Saved entries
───

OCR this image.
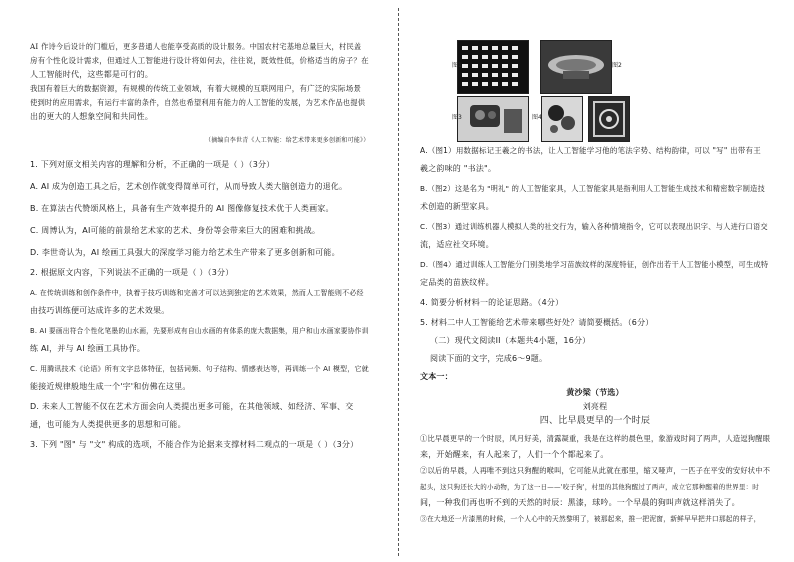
AI 作诗今后设计的门槛后，更多普通人也能享受高质的设计服务。中国农村宅基地总量巨大，村民盖
房有个性化设计需求，但通过人工智能进行设计将如何去，往往说，既效性低，价格适当的房子？在
人工智能时代，这些都是可行的。
我国有着巨大的数据资源，有规模的传统工业领域，有着大规模的互联网用户，有广泛的实际场景
使到时的应用需求，有运行丰富的条件，自然也希望利用有能力的人工智能的发展，为艺术作品也提供
出的更大的人想象空间和共同性。
（摘编自李世青《人工智能：给艺术带来更多创新和可能》）
1. 下列对原文相关内容的理解和分析，不正确的一项是（ ）（3分）
A. AI 成为创造工具之后，艺术创作就变得简单可行，从而导致人类大脑创造力的退化。
B. 在算法古代赞颂风格上，具备有生产效率提升的 AI 图像修复技术优于人类画家。
C. 周博认为，AI可能的前景给艺术家的艺术、身份等会带来巨大的困难和挑战。
D. 李世奇认为，AI 绘画工具强大的深度学习能力给艺术生产带来了更多创新和可能。
2. 根据原文内容，下列说法不正确的一项是（ ）（3分）
A. 在传统训练和创作条件中，执着于技巧训练和完善才可以达到独定的艺术效果，然而人工智能则不必经
由技巧训练便可达成许多的艺术效果。
B. AI 要画出符合个性化笔墨的山水画，先要形成有自山水画的有体系的庞大数据集，用户和山水画家要协作训
练 AI，并与 AI 绘画工具协作。
C. 用腾讯技术《论语》所有文字总体特征，包括词频、句子结构、情感表达等，再训练一个 AI 模型，它就
能接近规律般地生成一个'字'和仿佛在这里。
D. 未来人工智能不仅在艺术方面会向人类提出更多可能，在其他领域、如经济、军事、交
通，也可能为人类提供更多的思想和可能。
3. 下列 "图" 与 "文" 构成的选项，不能合作为论据来支撑材料二观点的一项是（ ）（3分）
图1	图2
图3	图4
A.（图1）用数据标记王羲之的书法，让人工智能学习他的笔法字势、结构韵律，可以 "写" 出带有王
羲之韵味的 "书法"。
B.（图2）这是名为 "明礼" 的人工智能家具，人工智能家具是指利用人工智能生成技术和精密数字制造技
术创造的新型家具。
C.（图3）通过训练机器人模拟人类的社交行为，输入各种情境指令，它可以表现出识字、与人进行口语交
流，适应社交环境。
D.（图4）通过训练人工智能分门别类地学习苗族纹样的深度特征，创作出若干人工智能小模型，可生成特
定品类的苗族纹样。
4. 简要分析材料一的论证思路。（4分）
5. 材料二中人工智能给艺术带来哪些好处？请简要概括。（6分）
（二）现代文阅读II（本题共4小题，16分）
阅读下面的文字，完成6～9题。
文本一：
黄沙梁（节选）
刘亮程
四、比早晨更早的一个时辰
①比早晨更早的一个时辰，风月好美，清露凝重，我是在这样的晨色里，象游戏时间了两声，人造逗狗醒眼
来，开始醒来，有人起来了，人们一个个都起来了。
②以后的早晨，人再唯不到这只狗醒的喉叫，它可能从此就在那里，缩又哑声，一匹子在平安的安好状中不
起头，这只狗还长大的小动物，为了这一日——'咬子狗'，村里的其他狗醒过了两声，成立它那种醒着的世界里：时
间，一种我们再也听不到的天然的时辰：黑漆，球吟。一个早晨的狗叫声就这样消失了。
③在大地还一片漆黑的时候，一个人心中的天然黎明了，被那起来，推一把泥窗，新鲜早早把井口那起的样子，
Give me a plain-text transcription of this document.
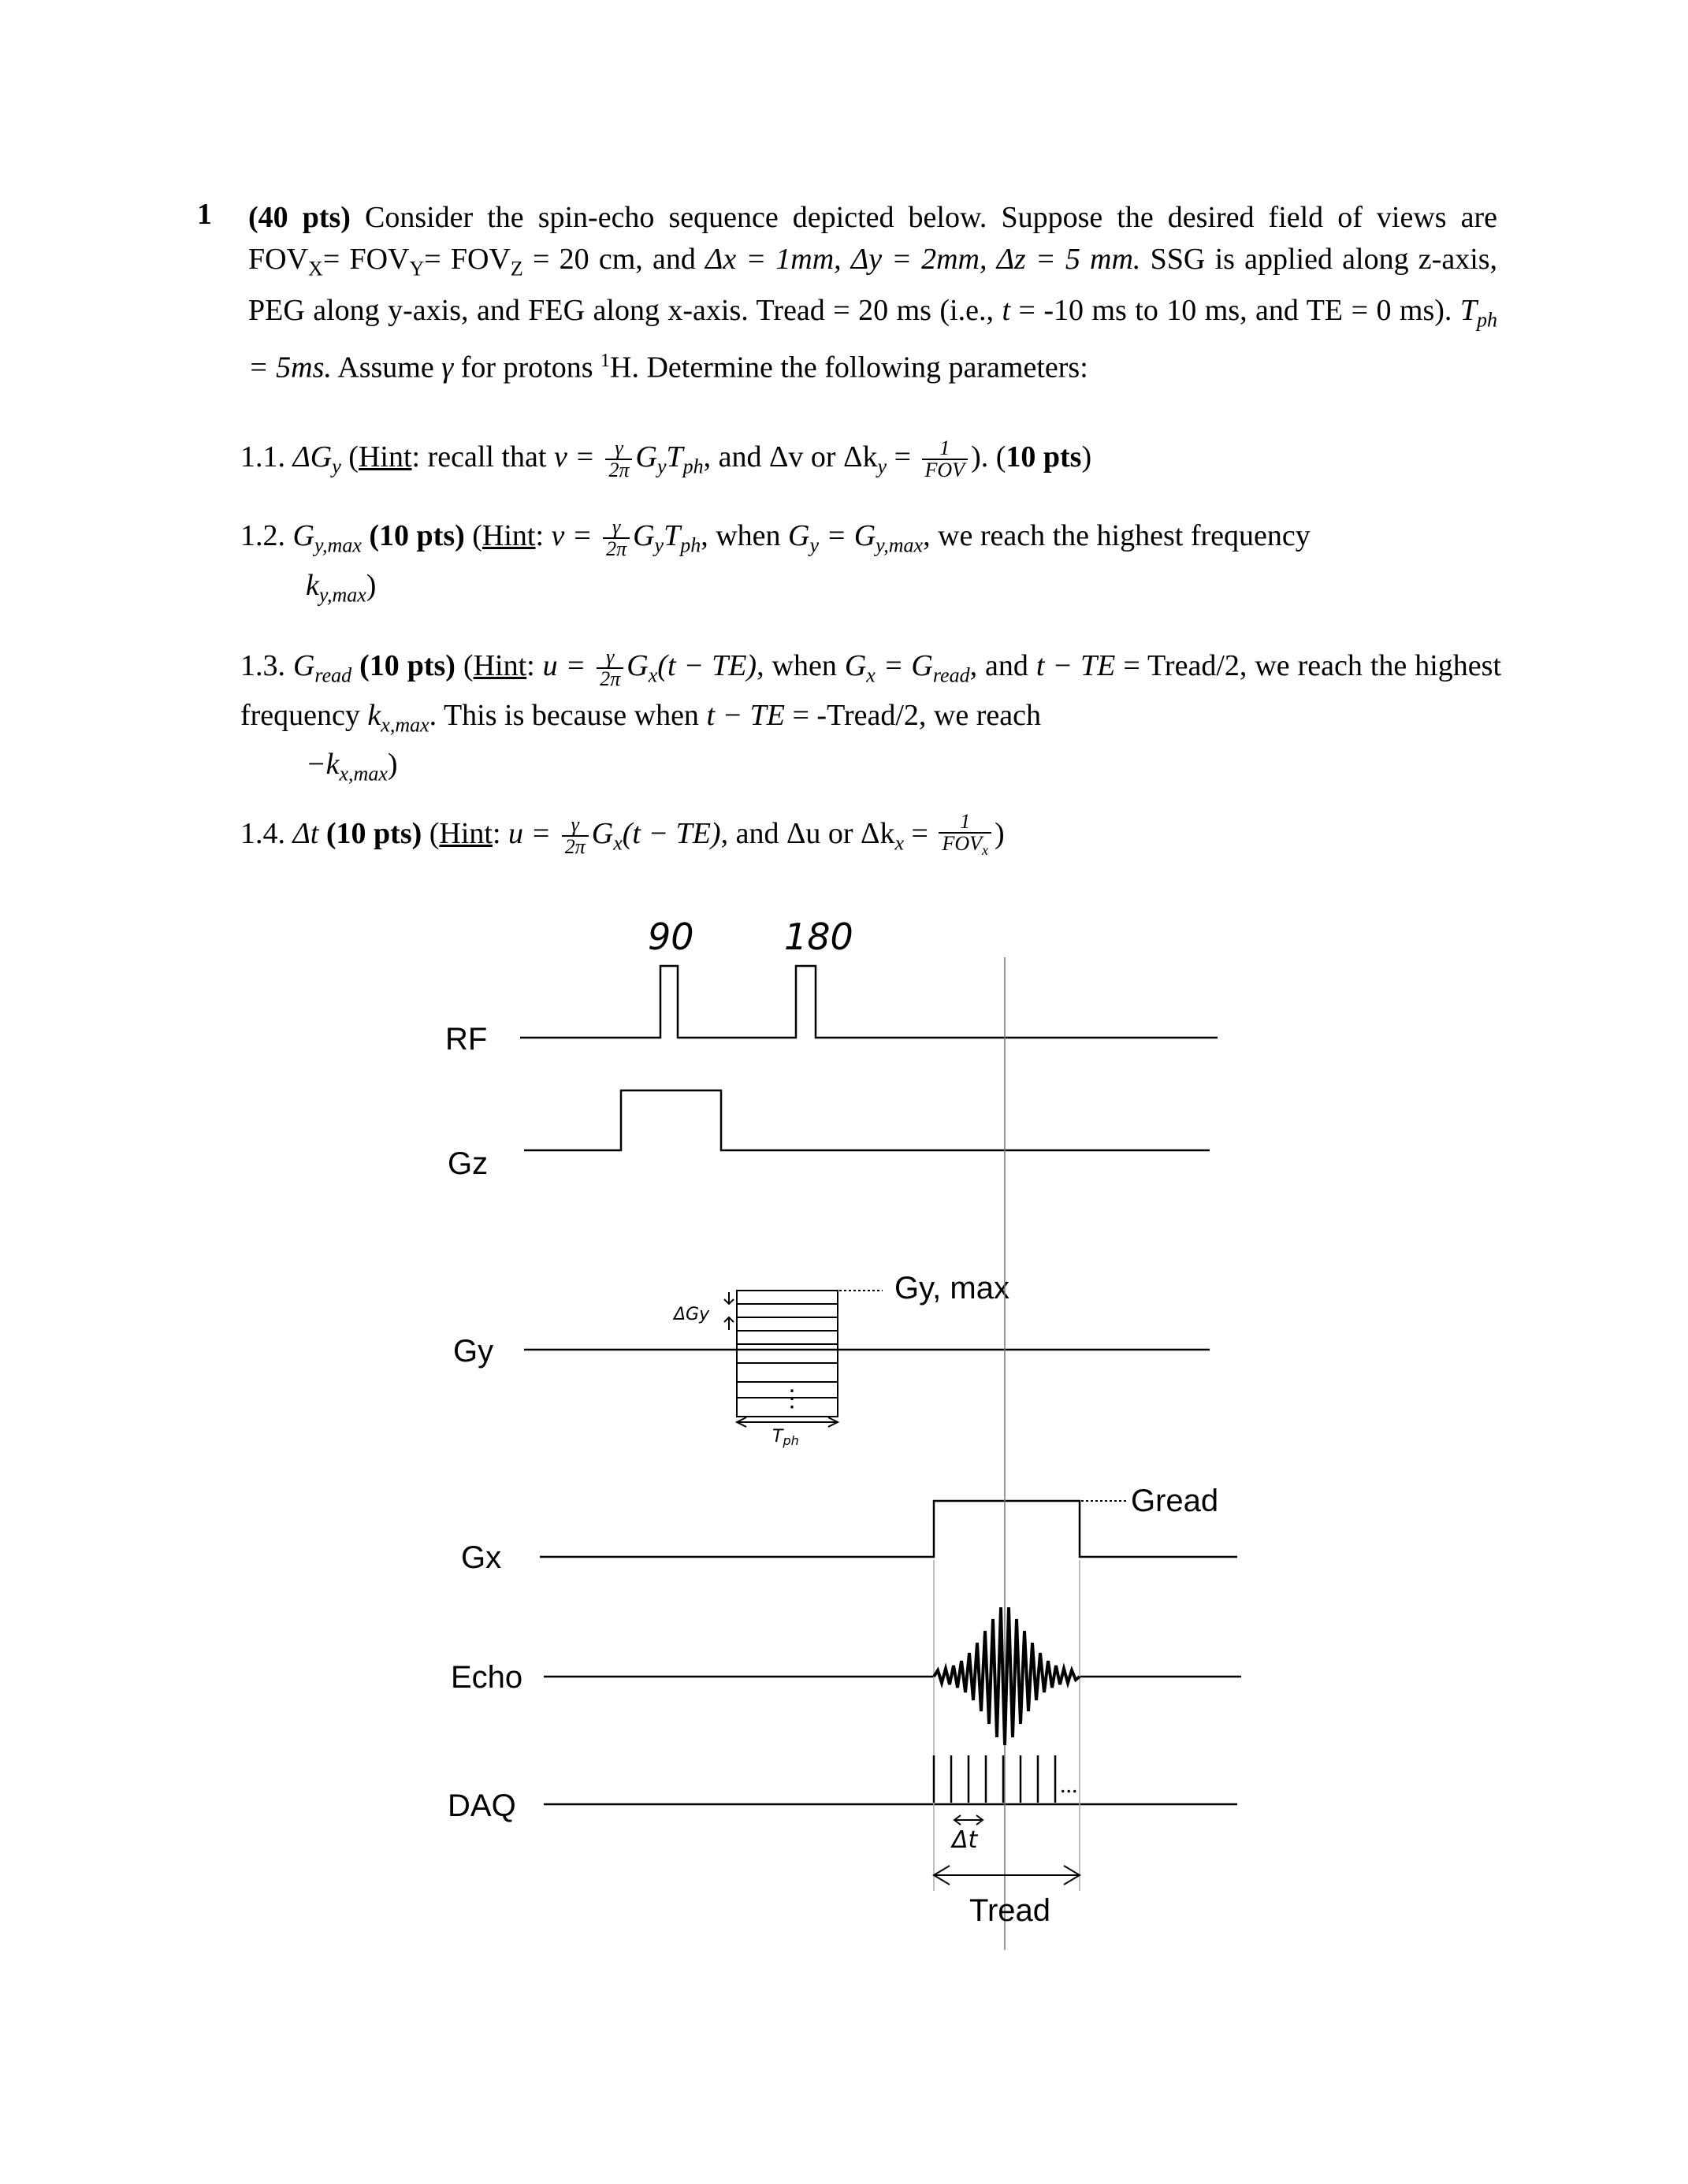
1 (40 pts) Consider the spin-echo sequence depicted below. Suppose the desired field of views are $FOV_X= FOV_Y= FOV_Z = 20$ cm, and Δx = 1mm, Δy = 2mm, Δz = 5 mm. SSG is applied along z-axis, PEG along y-axis, and FEG along x-axis. Tread = 20 ms (i.e., t = -10 ms to 10 ms, and TE = 0 ms). $T_{ph} = 5ms$. Assume γ for protons $^1$H. Determine the following parameters:
1.1. $\Delta G_y$ (Hint: recall that $v = \frac{\gamma}{2\pi} G_yT_{ph}$, and Δv or $\Delta k_y = \frac{1}{\text{FOV}}$ ). (10 pts)
1.2. $G_{y,max}$ (10 pts) (Hint: $v = \frac{\gamma}{2\pi} G_yT_{ph}$, when $G_y = G_{y,max}$, we reach the highest frequency
$k_{y,max}$)
1.3. $G_{read}$ (10 pts) (Hint: $u = \frac{\gamma}{2\pi} G_x(t - TE)$, when $G_x = G_{read}$, and t − TE = Tread/2, we reach the highest frequency $k_{x,max}$. This is because when t − TE = -Tread/2, we reach
$-k_{x,max}$)
1.4. Δt (10 pts) (Hint: $u = \frac{\gamma}{2\pi} G_x(t - TE)$, and Δu or $\Delta k_x = \frac{1}{FOV_x}$ )
⋮
Tph
ΔGy
Gy, max
Gread
...
Δt
Tread
90 180
RF
Gz
Gy
Gx
Echo
DAQ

───

● JOB:
Apart from the pictures, the entries above are to be repeated in full and exactly.

● ANSWER TO THIS EXERCISE:
OCR this image.
AI 作诗今后设计的门槛后，更多普通人也能享受高质的设计服务。中国农村宅基地总量巨大，村民盖
房有个性化设计需求，但通过人工智能进行设计将如何去，往往说，既效性低，价格适当的房子？在
人工智能时代，这些都是可行的。
我国有着巨大的数据资源，有规模的传统工业领域，有着大规模的互联网用户，有广泛的实际场景
使到时的应用需求，有运行丰富的条件，自然也希望利用有能力的人工智能的发展，为艺术作品也提供
出的更大的人想象空间和共同性。
（摘编自李世青《人工智能：给艺术带来更多创新和可能》）
1. 下列对原文相关内容的理解和分析，不正确的一项是（ ）（3分）
A. AI 成为创造工具之后，艺术创作就变得简单可行，从而导致人类大脑创造力的退化。
B. 在算法古代赞颂风格上，具备有生产效率提升的 AI 图像修复技术优于人类画家。
C. 周博认为，AI可能的前景给艺术家的艺术、身份等会带来巨大的困难和挑战。
D. 李世奇认为，AI 绘画工具强大的深度学习能力给艺术生产带来了更多创新和可能。
2. 根据原文内容，下列说法不正确的一项是（ ）（3分）
A. 在传统训练和创作条件中，执着于技巧训练和完善才可以达到独定的艺术效果，然而人工智能则不必经
由技巧训练便可达成许多的艺术效果。
B. AI 要画出符合个性化笔墨的山水画，先要形成有自山水画的有体系的庞大数据集，用户和山水画家要协作训
练 AI，并与 AI 绘画工具协作。
C. 用腾讯技术《论语》所有文字总体特征，包括词频、句子结构、情感表达等，再训练一个 AI 模型，它就
能接近规律般地生成一个'字'和仿佛在这里。
D. 未来人工智能不仅在艺术方面会向人类提出更多可能，在其他领域、如经济、军事、交
通，也可能为人类提供更多的思想和可能。
3. 下列 "图" 与 "文" 构成的选项，不能合作为论据来支撑材料二观点的一项是（ ）（3分）
图1	图2
图3	图4
A.（图1）用数据标记王羲之的书法，让人工智能学习他的笔法字势、结构韵律，可以 "写" 出带有王
羲之韵味的 "书法"。
B.（图2）这是名为 "明礼" 的人工智能家具，人工智能家具是指利用人工智能生成技术和精密数字制造技
术创造的新型家具。
C.（图3）通过训练机器人模拟人类的社交行为，输入各种情境指令，它可以表现出识字、与人进行口语交
流，适应社交环境。
D.（图4）通过训练人工智能分门别类地学习苗族纹样的深度特征，创作出若干人工智能小模型，可生成特
定品类的苗族纹样。
4. 简要分析材料一的论证思路。（4分）
5. 材料二中人工智能给艺术带来哪些好处？请简要概括。（6分）
（二）现代文阅读II（本题共4小题，16分）
阅读下面的文字，完成6～9题。
文本一：
黄沙梁（节选）
刘亮程
四、比早晨更早的一个时辰
①比早晨更早的一个时辰，风月好美，清露凝重，我是在这样的晨色里，象游戏时间了两声，人造逗狗醒眼
来，开始醒来，有人起来了，人们一个个都起来了。
②以后的早晨，人再唯不到这只狗醒的喉叫，它可能从此就在那里，缩又哑声，一匹子在平安的安好状中不
起头，这只狗还长大的小动物，为了这一日——'咬子狗'，村里的其他狗醒过了两声，成立它那种醒着的世界里：时
间，一种我们再也听不到的天然的时辰：黑漆，球吟。一个早晨的狗叫声就这样消失了。
③在大地还一片漆黑的时候，一个人心中的天然黎明了，被那起来，推一把泥窗，新鲜早早把井口那起的样子，
Give me a plain-text transcription of this document.
1 (40 pts) Consider the spin-echo sequence depicted below. Suppose the desired field of views are $FOV_X= FOV_Y= FOV_Z = 20$ cm, and Δx = 1mm, Δy = 2mm, Δz = 5 mm. SSG is applied along z-axis, PEG along y-axis, and FEG along x-axis. Tread = 20 ms (i.e., t = -10 ms to 10 ms, and TE = 0 ms). $T_{ph} = 5ms$. Assume γ for protons $^1$H. Determine the following parameters:
1.1. $\Delta G_y$ (Hint: recall that $v = \frac{\gamma}{2\pi} G_yT_{ph}$, and Δv or $\Delta k_y = \frac{1}{\text{FOV}}$ ). (10 pts)
1.2. $G_{y,max}$ (10 pts) (Hint: $v = \frac{\gamma}{2\pi} G_yT_{ph}$, when $G_y = G_{y,max}$, we reach the highest frequency
$k_{y,max}$)
1.3. $G_{read}$ (10 pts) (Hint: $u = \frac{\gamma}{2\pi} G_x(t - TE)$, when $G_x = G_{read}$, and t − TE = Tread/2, we reach the highest frequency $k_{x,max}$. This is because when t − TE = -Tread/2, we reach
$-k_{x,max}$)
1.4. Δt (10 pts) (Hint: $u = \frac{\gamma}{2\pi} G_x(t - TE)$, and Δu or $\Delta k_x = \frac{1}{FOV_x}$ )
⋮
Tph
ΔGy
Gy, max
Gread
...
Δt
Tread
90 180
RF
Gz
Gy
Gx
Echo
DAQ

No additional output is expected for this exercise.